§ GOAL:
Please copy out the entries below, changing each "activity-line" to "traffic-line" and leaving everything else the same.
....
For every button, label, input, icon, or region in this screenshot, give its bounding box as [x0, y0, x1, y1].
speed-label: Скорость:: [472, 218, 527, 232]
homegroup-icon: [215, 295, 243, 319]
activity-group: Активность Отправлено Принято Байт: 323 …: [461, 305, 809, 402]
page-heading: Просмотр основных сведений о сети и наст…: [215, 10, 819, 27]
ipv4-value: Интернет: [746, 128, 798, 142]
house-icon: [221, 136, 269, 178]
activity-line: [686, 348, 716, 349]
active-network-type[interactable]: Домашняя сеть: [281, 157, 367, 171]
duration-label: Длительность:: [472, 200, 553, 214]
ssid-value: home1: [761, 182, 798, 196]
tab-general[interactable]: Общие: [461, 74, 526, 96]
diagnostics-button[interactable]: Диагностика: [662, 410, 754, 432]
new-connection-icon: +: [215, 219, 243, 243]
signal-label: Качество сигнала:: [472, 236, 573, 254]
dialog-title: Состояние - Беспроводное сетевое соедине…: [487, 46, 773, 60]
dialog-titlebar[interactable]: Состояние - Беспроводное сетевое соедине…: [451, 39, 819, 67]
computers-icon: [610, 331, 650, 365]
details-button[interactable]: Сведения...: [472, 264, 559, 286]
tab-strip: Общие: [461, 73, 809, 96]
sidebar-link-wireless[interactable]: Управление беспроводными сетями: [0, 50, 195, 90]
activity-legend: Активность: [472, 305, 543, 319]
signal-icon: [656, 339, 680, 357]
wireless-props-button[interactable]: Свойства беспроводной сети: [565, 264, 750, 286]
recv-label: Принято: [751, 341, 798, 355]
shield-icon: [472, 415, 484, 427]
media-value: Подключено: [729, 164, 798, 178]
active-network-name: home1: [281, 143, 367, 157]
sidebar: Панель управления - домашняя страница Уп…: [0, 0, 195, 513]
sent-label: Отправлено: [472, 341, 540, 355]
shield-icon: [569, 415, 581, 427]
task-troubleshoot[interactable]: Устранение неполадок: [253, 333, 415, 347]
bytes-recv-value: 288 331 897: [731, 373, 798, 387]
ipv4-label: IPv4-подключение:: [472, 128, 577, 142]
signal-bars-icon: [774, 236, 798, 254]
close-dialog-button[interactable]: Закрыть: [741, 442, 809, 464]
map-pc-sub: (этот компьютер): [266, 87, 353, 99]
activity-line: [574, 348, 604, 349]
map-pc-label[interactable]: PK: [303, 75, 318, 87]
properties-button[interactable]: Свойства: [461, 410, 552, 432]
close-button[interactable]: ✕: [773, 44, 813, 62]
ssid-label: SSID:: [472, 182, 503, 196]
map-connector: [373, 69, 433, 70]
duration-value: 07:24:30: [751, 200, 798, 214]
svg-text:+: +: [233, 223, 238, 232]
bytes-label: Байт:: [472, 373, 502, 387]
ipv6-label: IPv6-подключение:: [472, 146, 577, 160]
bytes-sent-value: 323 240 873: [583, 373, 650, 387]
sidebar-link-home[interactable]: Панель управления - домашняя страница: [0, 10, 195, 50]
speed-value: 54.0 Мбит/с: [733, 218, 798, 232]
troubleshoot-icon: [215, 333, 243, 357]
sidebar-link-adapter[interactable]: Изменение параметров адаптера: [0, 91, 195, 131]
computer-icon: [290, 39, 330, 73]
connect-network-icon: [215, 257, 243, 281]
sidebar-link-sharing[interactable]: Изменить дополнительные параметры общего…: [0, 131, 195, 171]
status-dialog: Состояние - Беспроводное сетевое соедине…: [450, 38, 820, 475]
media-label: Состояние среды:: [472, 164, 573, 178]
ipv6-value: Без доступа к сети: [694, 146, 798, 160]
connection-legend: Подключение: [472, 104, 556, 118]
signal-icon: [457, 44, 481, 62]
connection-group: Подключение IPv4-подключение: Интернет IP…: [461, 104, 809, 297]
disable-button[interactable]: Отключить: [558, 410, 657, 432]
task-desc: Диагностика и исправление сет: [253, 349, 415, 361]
....
§ RESPONSE TO THE EXERCISE:
For every button, label, input, icon, or region in this screenshot, give its bounding box as [x0, y0, x1, y1].
speed-label: Скорость:: [472, 218, 527, 232]
homegroup-icon: [215, 295, 243, 319]
activity-group: Активность Отправлено Принято Байт: 323 …: [461, 305, 809, 402]
page-heading: Просмотр основных сведений о сети и наст…: [215, 10, 819, 27]
ipv4-value: Интернет: [746, 128, 798, 142]
house-icon: [221, 136, 269, 178]
traffic-line: [686, 348, 716, 349]
active-network-type[interactable]: Домашняя сеть: [281, 157, 367, 171]
duration-label: Длительность:: [472, 200, 553, 214]
ssid-value: home1: [761, 182, 798, 196]
tab-general[interactable]: Общие: [461, 74, 526, 96]
diagnostics-button[interactable]: Диагностика: [662, 410, 754, 432]
new-connection-icon: +: [215, 219, 243, 243]
signal-label: Качество сигнала:: [472, 236, 573, 254]
dialog-title: Состояние - Беспроводное сетевое соедине…: [487, 46, 773, 60]
dialog-titlebar[interactable]: Состояние - Беспроводное сетевое соедине…: [451, 39, 819, 67]
computers-icon: [610, 331, 650, 365]
details-button[interactable]: Сведения...: [472, 264, 559, 286]
tab-strip: Общие: [461, 73, 809, 96]
sidebar-link-wireless[interactable]: Управление беспроводными сетями: [0, 50, 195, 90]
activity-legend: Активность: [472, 305, 543, 319]
signal-icon: [656, 339, 680, 357]
wireless-props-button[interactable]: Свойства беспроводной сети: [565, 264, 750, 286]
recv-label: Принято: [751, 341, 798, 355]
shield-icon: [472, 415, 484, 427]
media-value: Подключено: [729, 164, 798, 178]
active-network-name: home1: [281, 143, 367, 157]
sidebar: Панель управления - домашняя страница Уп…: [0, 0, 195, 513]
sent-label: Отправлено: [472, 341, 540, 355]
shield-icon: [569, 415, 581, 427]
task-troubleshoot[interactable]: Устранение неполадок: [253, 333, 415, 347]
bytes-recv-value: 288 331 897: [731, 373, 798, 387]
ipv4-label: IPv4-подключение:: [472, 128, 577, 142]
signal-bars-icon: [774, 236, 798, 254]
close-dialog-button[interactable]: Закрыть: [741, 442, 809, 464]
map-pc-sub: (этот компьютер): [266, 87, 353, 99]
traffic-line: [574, 348, 604, 349]
map-pc-label[interactable]: PK: [303, 75, 318, 87]
properties-button[interactable]: Свойства: [461, 410, 552, 432]
close-button[interactable]: ✕: [773, 44, 813, 62]
ssid-label: SSID:: [472, 182, 503, 196]
map-connector: [373, 69, 433, 70]
duration-value: 07:24:30: [751, 200, 798, 214]
svg-text:+: +: [233, 223, 238, 232]
bytes-label: Байт:: [472, 373, 502, 387]
ipv6-label: IPv6-подключение:: [472, 146, 577, 160]
bytes-sent-value: 323 240 873: [583, 373, 650, 387]
sidebar-link-home[interactable]: Панель управления - домашняя страница: [0, 10, 195, 50]
speed-value: 54.0 Мбит/с: [733, 218, 798, 232]
troubleshoot-icon: [215, 333, 243, 357]
sidebar-link-adapter[interactable]: Изменение параметров адаптера: [0, 91, 195, 131]
computer-icon: [290, 39, 330, 73]
connect-network-icon: [215, 257, 243, 281]
sidebar-link-sharing[interactable]: Изменить дополнительные параметры общего…: [0, 131, 195, 171]
status-dialog: Состояние - Беспроводное сетевое соедине…: [450, 38, 820, 475]
media-label: Состояние среды:: [472, 164, 573, 178]
ipv6-value: Без доступа к сети: [694, 146, 798, 160]
connection-legend: Подключение: [472, 104, 556, 118]
signal-icon: [457, 44, 481, 62]
connection-group: Подключение IPv4-подключение: Интернет IP…: [461, 104, 809, 297]
disable-button[interactable]: Отключить: [558, 410, 657, 432]
task-desc: Диагностика и исправление сет: [253, 349, 415, 361]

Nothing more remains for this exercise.